Recorded data
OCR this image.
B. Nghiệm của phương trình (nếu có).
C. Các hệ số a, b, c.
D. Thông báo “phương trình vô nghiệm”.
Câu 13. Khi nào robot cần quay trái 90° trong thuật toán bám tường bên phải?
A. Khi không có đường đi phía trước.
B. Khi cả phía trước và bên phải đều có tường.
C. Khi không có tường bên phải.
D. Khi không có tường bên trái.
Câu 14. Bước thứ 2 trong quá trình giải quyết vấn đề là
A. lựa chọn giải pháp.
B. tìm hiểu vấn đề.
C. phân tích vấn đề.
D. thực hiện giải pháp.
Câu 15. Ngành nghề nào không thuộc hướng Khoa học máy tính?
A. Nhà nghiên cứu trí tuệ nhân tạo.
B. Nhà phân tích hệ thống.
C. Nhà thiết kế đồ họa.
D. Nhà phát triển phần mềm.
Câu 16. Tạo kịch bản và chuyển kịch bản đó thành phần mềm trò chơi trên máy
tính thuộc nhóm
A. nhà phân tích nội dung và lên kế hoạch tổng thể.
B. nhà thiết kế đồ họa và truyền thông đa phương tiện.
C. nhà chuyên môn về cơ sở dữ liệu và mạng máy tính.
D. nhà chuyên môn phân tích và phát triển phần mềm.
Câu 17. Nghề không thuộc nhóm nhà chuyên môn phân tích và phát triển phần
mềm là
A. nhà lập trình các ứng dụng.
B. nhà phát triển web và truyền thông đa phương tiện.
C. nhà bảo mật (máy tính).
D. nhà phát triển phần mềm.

Stated problem
From the first line to the last, please quote the material above exactly.

Correct output
OCR this image.
B. Nghiệm của phương trình (nếu có).
C. Các hệ số a, b, c.
D. Thông báo “phương trình vô nghiệm”.
Câu 13. Khi nào robot cần quay trái 90° trong thuật toán bám tường bên phải?
A. Khi không có đường đi phía trước.
B. Khi cả phía trước và bên phải đều có tường.
C. Khi không có tường bên phải.
D. Khi không có tường bên trái.
Câu 14. Bước thứ 2 trong quá trình giải quyết vấn đề là
A. lựa chọn giải pháp.
B. tìm hiểu vấn đề.
C. phân tích vấn đề.
D. thực hiện giải pháp.
Câu 15. Ngành nghề nào không thuộc hướng Khoa học máy tính?
A. Nhà nghiên cứu trí tuệ nhân tạo.
B. Nhà phân tích hệ thống.
C. Nhà thiết kế đồ họa.
D. Nhà phát triển phần mềm.
Câu 16. Tạo kịch bản và chuyển kịch bản đó thành phần mềm trò chơi trên máy
tính thuộc nhóm
A. nhà phân tích nội dung và lên kế hoạch tổng thể.
B. nhà thiết kế đồ họa và truyền thông đa phương tiện.
C. nhà chuyên môn về cơ sở dữ liệu và mạng máy tính.
D. nhà chuyên môn phân tích và phát triển phần mềm.
Câu 17. Nghề không thuộc nhóm nhà chuyên môn phân tích và phát triển phần
mềm là
A. nhà lập trình các ứng dụng.
B. nhà phát triển web và truyền thông đa phương tiện.
C. nhà bảo mật (máy tính).
D. nhà phát triển phần mềm.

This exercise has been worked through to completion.